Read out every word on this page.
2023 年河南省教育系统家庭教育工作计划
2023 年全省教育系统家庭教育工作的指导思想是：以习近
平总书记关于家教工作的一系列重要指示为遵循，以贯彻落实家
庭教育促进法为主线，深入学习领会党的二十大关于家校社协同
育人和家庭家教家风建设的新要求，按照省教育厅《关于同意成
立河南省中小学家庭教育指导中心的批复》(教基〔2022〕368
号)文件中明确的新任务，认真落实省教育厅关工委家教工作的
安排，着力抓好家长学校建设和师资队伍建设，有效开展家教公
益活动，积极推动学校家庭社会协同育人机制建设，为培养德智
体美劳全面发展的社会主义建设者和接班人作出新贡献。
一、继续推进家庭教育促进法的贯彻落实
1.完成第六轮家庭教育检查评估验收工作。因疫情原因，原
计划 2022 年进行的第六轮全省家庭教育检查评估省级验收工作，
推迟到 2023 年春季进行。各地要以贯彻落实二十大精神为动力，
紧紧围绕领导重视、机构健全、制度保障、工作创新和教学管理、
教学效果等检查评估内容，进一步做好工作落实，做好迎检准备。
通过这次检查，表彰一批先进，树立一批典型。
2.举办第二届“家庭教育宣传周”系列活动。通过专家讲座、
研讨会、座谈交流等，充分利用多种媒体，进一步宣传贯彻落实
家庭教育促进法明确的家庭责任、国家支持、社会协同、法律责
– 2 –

Aim of the exercise
Please output the complete data exactly.

Exercise result
Read out every word on this page.
2023 年河南省教育系统家庭教育工作计划
2023 年全省教育系统家庭教育工作的指导思想是：以习近
平总书记关于家教工作的一系列重要指示为遵循，以贯彻落实家
庭教育促进法为主线，深入学习领会党的二十大关于家校社协同
育人和家庭家教家风建设的新要求，按照省教育厅《关于同意成
立河南省中小学家庭教育指导中心的批复》(教基〔2022〕368
号)文件中明确的新任务，认真落实省教育厅关工委家教工作的
安排，着力抓好家长学校建设和师资队伍建设，有效开展家教公
益活动，积极推动学校家庭社会协同育人机制建设，为培养德智
体美劳全面发展的社会主义建设者和接班人作出新贡献。
一、继续推进家庭教育促进法的贯彻落实
1.完成第六轮家庭教育检查评估验收工作。因疫情原因，原
计划 2022 年进行的第六轮全省家庭教育检查评估省级验收工作，
推迟到 2023 年春季进行。各地要以贯彻落实二十大精神为动力，
紧紧围绕领导重视、机构健全、制度保障、工作创新和教学管理、
教学效果等检查评估内容，进一步做好工作落实，做好迎检准备。
通过这次检查，表彰一批先进，树立一批典型。
2.举办第二届“家庭教育宣传周”系列活动。通过专家讲座、
研讨会、座谈交流等，充分利用多种媒体，进一步宣传贯彻落实
家庭教育促进法明确的家庭责任、国家支持、社会协同、法律责
– 2 –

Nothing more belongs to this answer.